WHAT YOU SHOULD DO:
Provide the records once more, identical to the original.

****************************************

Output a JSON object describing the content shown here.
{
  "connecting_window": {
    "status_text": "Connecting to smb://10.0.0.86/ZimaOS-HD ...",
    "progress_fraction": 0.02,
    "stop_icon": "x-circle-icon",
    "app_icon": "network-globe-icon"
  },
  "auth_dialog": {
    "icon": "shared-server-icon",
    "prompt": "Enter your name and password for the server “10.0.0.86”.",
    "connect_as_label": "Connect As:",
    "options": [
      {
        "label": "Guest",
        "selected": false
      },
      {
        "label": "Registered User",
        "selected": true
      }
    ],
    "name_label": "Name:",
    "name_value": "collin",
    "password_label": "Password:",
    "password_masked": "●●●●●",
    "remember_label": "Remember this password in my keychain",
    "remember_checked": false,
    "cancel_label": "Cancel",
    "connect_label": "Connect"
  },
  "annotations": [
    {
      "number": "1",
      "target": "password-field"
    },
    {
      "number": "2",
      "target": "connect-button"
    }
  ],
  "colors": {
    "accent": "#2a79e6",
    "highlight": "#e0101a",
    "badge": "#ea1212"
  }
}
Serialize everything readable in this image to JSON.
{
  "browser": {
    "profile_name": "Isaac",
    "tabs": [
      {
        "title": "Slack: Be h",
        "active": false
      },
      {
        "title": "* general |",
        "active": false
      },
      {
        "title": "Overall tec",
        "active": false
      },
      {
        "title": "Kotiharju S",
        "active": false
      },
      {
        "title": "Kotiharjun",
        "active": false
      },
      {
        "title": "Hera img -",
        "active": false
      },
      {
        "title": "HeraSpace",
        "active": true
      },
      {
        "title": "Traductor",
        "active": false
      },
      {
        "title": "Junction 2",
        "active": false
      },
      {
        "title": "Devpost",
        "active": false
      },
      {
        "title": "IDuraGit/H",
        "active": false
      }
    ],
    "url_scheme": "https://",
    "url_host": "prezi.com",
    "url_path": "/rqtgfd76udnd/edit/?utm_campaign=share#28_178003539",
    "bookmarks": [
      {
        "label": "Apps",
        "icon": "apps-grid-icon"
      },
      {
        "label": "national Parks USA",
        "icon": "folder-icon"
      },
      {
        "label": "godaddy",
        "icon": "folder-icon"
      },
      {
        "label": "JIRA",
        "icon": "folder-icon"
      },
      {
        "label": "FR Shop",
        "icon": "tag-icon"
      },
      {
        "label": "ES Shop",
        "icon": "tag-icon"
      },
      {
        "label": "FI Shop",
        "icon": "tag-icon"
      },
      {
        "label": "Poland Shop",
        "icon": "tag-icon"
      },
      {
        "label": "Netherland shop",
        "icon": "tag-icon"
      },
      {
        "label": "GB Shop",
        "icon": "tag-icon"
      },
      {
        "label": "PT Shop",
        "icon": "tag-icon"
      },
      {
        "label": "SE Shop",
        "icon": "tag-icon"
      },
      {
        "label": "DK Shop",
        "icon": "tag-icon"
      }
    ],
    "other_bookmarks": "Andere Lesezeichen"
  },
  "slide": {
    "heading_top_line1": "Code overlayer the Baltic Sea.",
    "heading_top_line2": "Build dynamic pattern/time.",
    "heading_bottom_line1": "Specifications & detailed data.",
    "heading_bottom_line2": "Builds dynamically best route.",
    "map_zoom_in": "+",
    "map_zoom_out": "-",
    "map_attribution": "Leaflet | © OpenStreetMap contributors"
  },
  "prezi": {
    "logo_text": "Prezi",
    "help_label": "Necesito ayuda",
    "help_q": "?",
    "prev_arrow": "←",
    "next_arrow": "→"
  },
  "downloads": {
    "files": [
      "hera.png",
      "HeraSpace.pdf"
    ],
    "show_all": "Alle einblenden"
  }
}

****************************************

ANSWER TO THIS TASK:
Output a JSON object describing the content shown here.
{
  "connecting_window": {
    "status_text": "Connecting to smb://10.0.0.86/ZimaOS-HD ...",
    "progress_fraction": 0.02,
    "stop_icon": "x-circle-icon",
    "app_icon": "network-globe-icon"
  },
  "auth_dialog": {
    "icon": "shared-server-icon",
    "prompt": "Enter your name and password for the server “10.0.0.86”.",
    "connect_as_label": "Connect As:",
    "options": [
      {
        "label": "Guest",
        "selected": false
      },
      {
        "label": "Registered User",
        "selected": true
      }
    ],
    "name_label": "Name:",
    "name_value": "collin",
    "password_label": "Password:",
    "password_masked": "●●●●●",
    "remember_label": "Remember this password in my keychain",
    "remember_checked": false,
    "cancel_label": "Cancel",
    "connect_label": "Connect"
  },
  "annotations": [
    {
      "number": "1",
      "target": "password-field"
    },
    {
      "number": "2",
      "target": "connect-button"
    }
  ],
  "colors": {
    "accent": "#2a79e6",
    "highlight": "#e0101a",
    "badge": "#ea1212"
  }
}
Serialize everything readable in this image to JSON.
{
  "browser": {
    "profile_name": "Isaac",
    "tabs": [
      {
        "title": "Slack: Be h",
        "active": false
      },
      {
        "title": "* general |",
        "active": false
      },
      {
        "title": "Overall tec",
        "active": false
      },
      {
        "title": "Kotiharju S",
        "active": false
      },
      {
        "title": "Kotiharjun",
        "active": false
      },
      {
        "title": "Hera img -",
        "active": false
      },
      {
        "title": "HeraSpace",
        "active": true
      },
      {
        "title": "Traductor",
        "active": false
      },
      {
        "title": "Junction 2",
        "active": false
      },
      {
        "title": "Devpost",
        "active": false
      },
      {
        "title": "IDuraGit/H",
        "active": false
      }
    ],
    "url_scheme": "https://",
    "url_host": "prezi.com",
    "url_path": "/rqtgfd76udnd/edit/?utm_campaign=share#28_178003539",
    "bookmarks": [
      {
        "label": "Apps",
        "icon": "apps-grid-icon"
      },
      {
        "label": "national Parks USA",
        "icon": "folder-icon"
      },
      {
        "label": "godaddy",
        "icon": "folder-icon"
      },
      {
        "label": "JIRA",
        "icon": "folder-icon"
      },
      {
        "label": "FR Shop",
        "icon": "tag-icon"
      },
      {
        "label": "ES Shop",
        "icon": "tag-icon"
      },
      {
        "label": "FI Shop",
        "icon": "tag-icon"
      },
      {
        "label": "Poland Shop",
        "icon": "tag-icon"
      },
      {
        "label": "Netherland shop",
        "icon": "tag-icon"
      },
      {
        "label": "GB Shop",
        "icon": "tag-icon"
      },
      {
        "label": "PT Shop",
        "icon": "tag-icon"
      },
      {
        "label": "SE Shop",
        "icon": "tag-icon"
      },
      {
        "label": "DK Shop",
        "icon": "tag-icon"
      }
    ],
    "other_bookmarks": "Andere Lesezeichen"
  },
  "slide": {
    "heading_top_line1": "Code overlayer the Baltic Sea.",
    "heading_top_line2": "Build dynamic pattern/time.",
    "heading_bottom_line1": "Specifications & detailed data.",
    "heading_bottom_line2": "Builds dynamically best route.",
    "map_zoom_in": "+",
    "map_zoom_out": "-",
    "map_attribution": "Leaflet | © OpenStreetMap contributors"
  },
  "prezi": {
    "logo_text": "Prezi",
    "help_label": "Necesito ayuda",
    "help_q": "?",
    "prev_arrow": "←",
    "next_arrow": "→"
  },
  "downloads": {
    "files": [
      "hera.png",
      "HeraSpace.pdf"
    ],
    "show_all": "Alle einblenden"
  }
}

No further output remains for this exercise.